• _Listed entries_
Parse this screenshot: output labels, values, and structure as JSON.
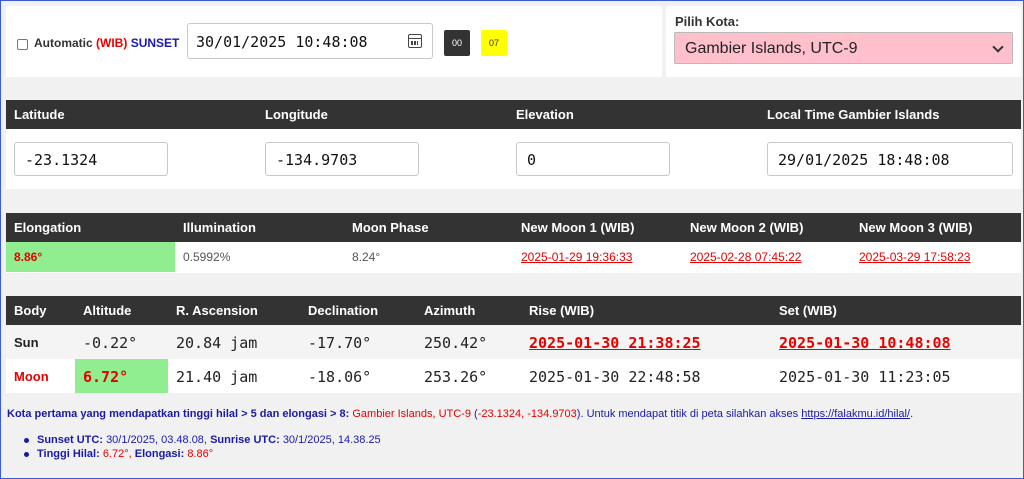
{
  "controls": {
    "automatic_label": "Automatic",
    "wib_label": "(WIB)",
    "sunset_label": "SUNSET",
    "datetime_value": "30/01/2025 10:48:08",
    "hour_button": "00",
    "minute_button": "07",
    "city_label": "Pilih Kota:",
    "city_value": "Gambier Islands, UTC-9"
  },
  "location": {
    "headers": [
      "Latitude",
      "Longitude",
      "Elevation",
      "Local Time Gambier Islands"
    ],
    "values": [
      "-23.1324",
      "-134.9703",
      "0",
      "29/01/2025 18:48:08"
    ]
  },
  "moon": {
    "headers": [
      "Elongation",
      "Illumination",
      "Moon Phase",
      "New Moon 1",
      "New Moon 2",
      "New Moon 3"
    ],
    "wib": "(WIB)",
    "values": [
      "8.86°",
      "0.5992%",
      "8.24°",
      "2025-01-29 19:36:33",
      "2025-02-28 07:45:22",
      "2025-03-29 17:58:23"
    ]
  },
  "bodies": {
    "headers": [
      "Body",
      "Altitude",
      "R. Ascension",
      "Declination",
      "Azimuth",
      "Rise",
      "Set"
    ],
    "wib": "(WIB)",
    "rows": [
      {
        "name": "Sun",
        "altitude": "-0.22°",
        "ra": "20.84 jam",
        "dec": "-17.70°",
        "azimuth": "250.42°",
        "rise": "2025-01-30 21:38:25",
        "set": "2025-01-30 10:48:08"
      },
      {
        "name": "Moon",
        "altitude": "6.72°",
        "ra": "21.40 jam",
        "dec": "-18.06°",
        "azimuth": "253.26°",
        "rise": "2025-01-30 22:48:58",
        "set": "2025-01-30 11:23:05"
      }
    ]
  },
  "footer": {
    "intro": "Kota pertama yang mendapatkan tinggi hilal > 5 dan elongasi > 8:",
    "city": "Gambier Islands, UTC-9",
    "coords": "(-23.1324, -134.9703)",
    "tail": ". Untuk mendapat titik di peta silahkan akses",
    "link": "https://falakmu.id/hilal/",
    "end": ".",
    "sunset_utc_label": "Sunset UTC:",
    "sunset_utc_value": "30/1/2025, 03.48.08,",
    "sunrise_utc_label": "Sunrise UTC:",
    "sunrise_utc_value": "30/1/2025, 14.38.25",
    "tinggi_label": "Tinggi Hilal:",
    "tinggi_value": "6.72°,",
    "elongasi_label": "Elongasi:",
    "elongasi_value": "8.86°"
  }
}
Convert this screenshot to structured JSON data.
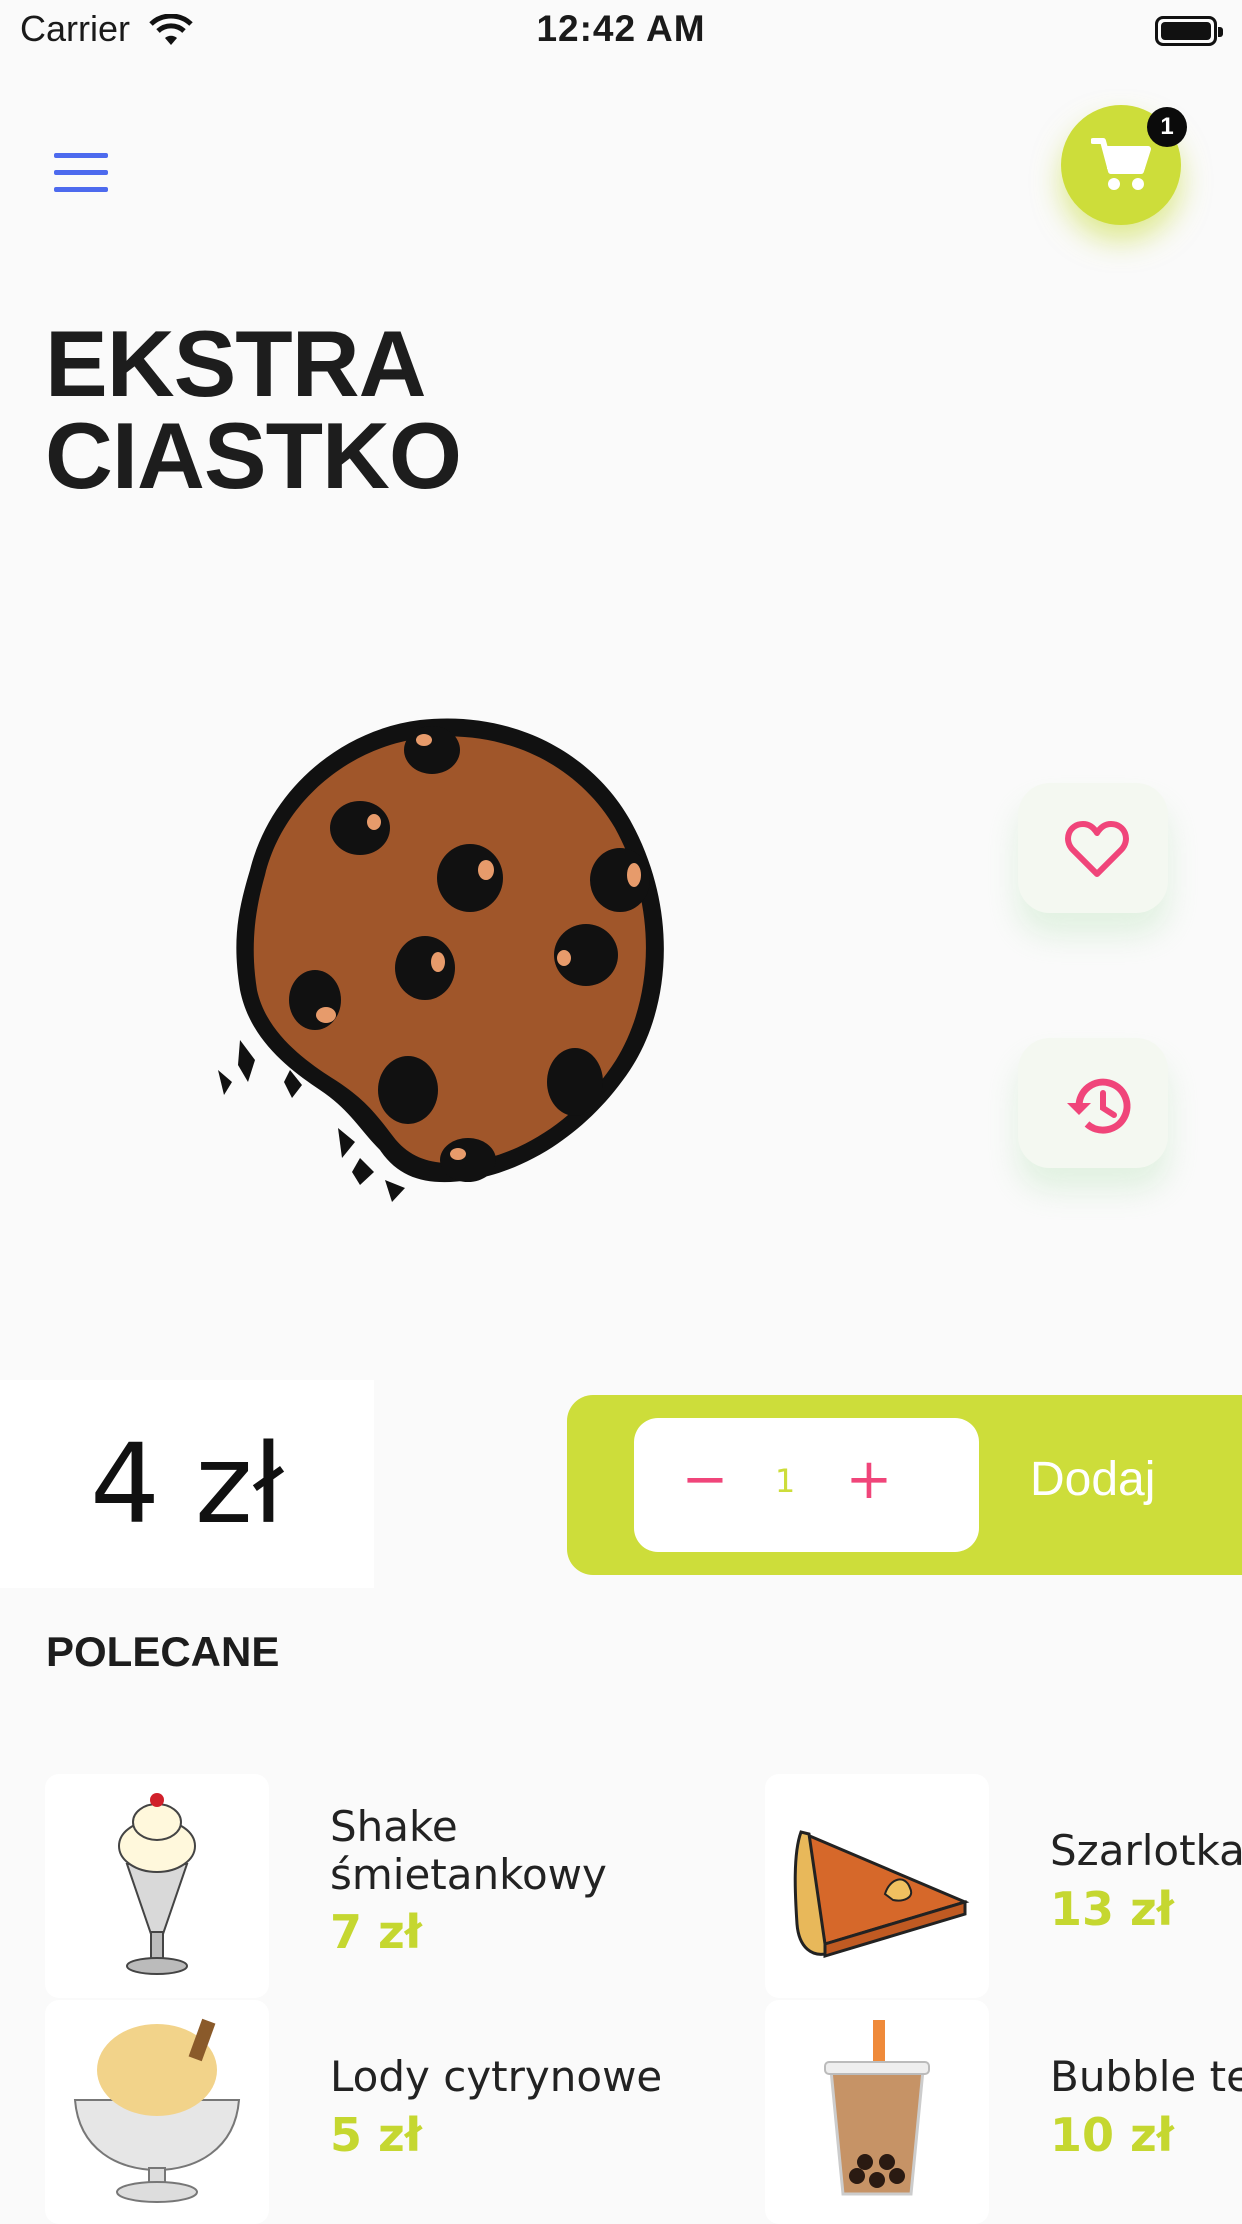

• _Instructions for the task_
Pictures are not part of the copy; reproduce everything else in the records exactly.

• _Problem solution_
Parse this screenshot: output labels, values, and structure as JSON.
{
  "controls": {
    "automatic_label": "Automatic",
    "wib_label": "(WIB)",
    "sunset_label": "SUNSET",
    "datetime_value": "30/01/2025 10:48:08",
    "hour_button": "00",
    "minute_button": "07",
    "city_label": "Pilih Kota:",
    "city_value": "Gambier Islands, UTC-9"
  },
  "location": {
    "headers": [
      "Latitude",
      "Longitude",
      "Elevation",
      "Local Time Gambier Islands"
    ],
    "values": [
      "-23.1324",
      "-134.9703",
      "0",
      "29/01/2025 18:48:08"
    ]
  },
  "moon": {
    "headers": [
      "Elongation",
      "Illumination",
      "Moon Phase",
      "New Moon 1",
      "New Moon 2",
      "New Moon 3"
    ],
    "wib": "(WIB)",
    "values": [
      "8.86°",
      "0.5992%",
      "8.24°",
      "2025-01-29 19:36:33",
      "2025-02-28 07:45:22",
      "2025-03-29 17:58:23"
    ]
  },
  "bodies": {
    "headers": [
      "Body",
      "Altitude",
      "R. Ascension",
      "Declination",
      "Azimuth",
      "Rise",
      "Set"
    ],
    "wib": "(WIB)",
    "rows": [
      {
        "name": "Sun",
        "altitude": "-0.22°",
        "ra": "20.84 jam",
        "dec": "-17.70°",
        "azimuth": "250.42°",
        "rise": "2025-01-30 21:38:25",
        "set": "2025-01-30 10:48:08"
      },
      {
        "name": "Moon",
        "altitude": "6.72°",
        "ra": "21.40 jam",
        "dec": "-18.06°",
        "azimuth": "253.26°",
        "rise": "2025-01-30 22:48:58",
        "set": "2025-01-30 11:23:05"
      }
    ]
  },
  "footer": {
    "intro": "Kota pertama yang mendapatkan tinggi hilal > 5 dan elongasi > 8:",
    "city": "Gambier Islands, UTC-9",
    "coords": "(-23.1324, -134.9703)",
    "tail": ". Untuk mendapat titik di peta silahkan akses",
    "link": "https://falakmu.id/hilal/",
    "end": ".",
    "sunset_utc_label": "Sunset UTC:",
    "sunset_utc_value": "30/1/2025, 03.48.08,",
    "sunrise_utc_label": "Sunrise UTC:",
    "sunrise_utc_value": "30/1/2025, 14.38.25",
    "tinggi_label": "Tinggi Hilal:",
    "tinggi_value": "6.72°,",
    "elongasi_label": "Elongasi:",
    "elongasi_value": "8.86°"
  }
}
Convert this screenshot to structured JSON data.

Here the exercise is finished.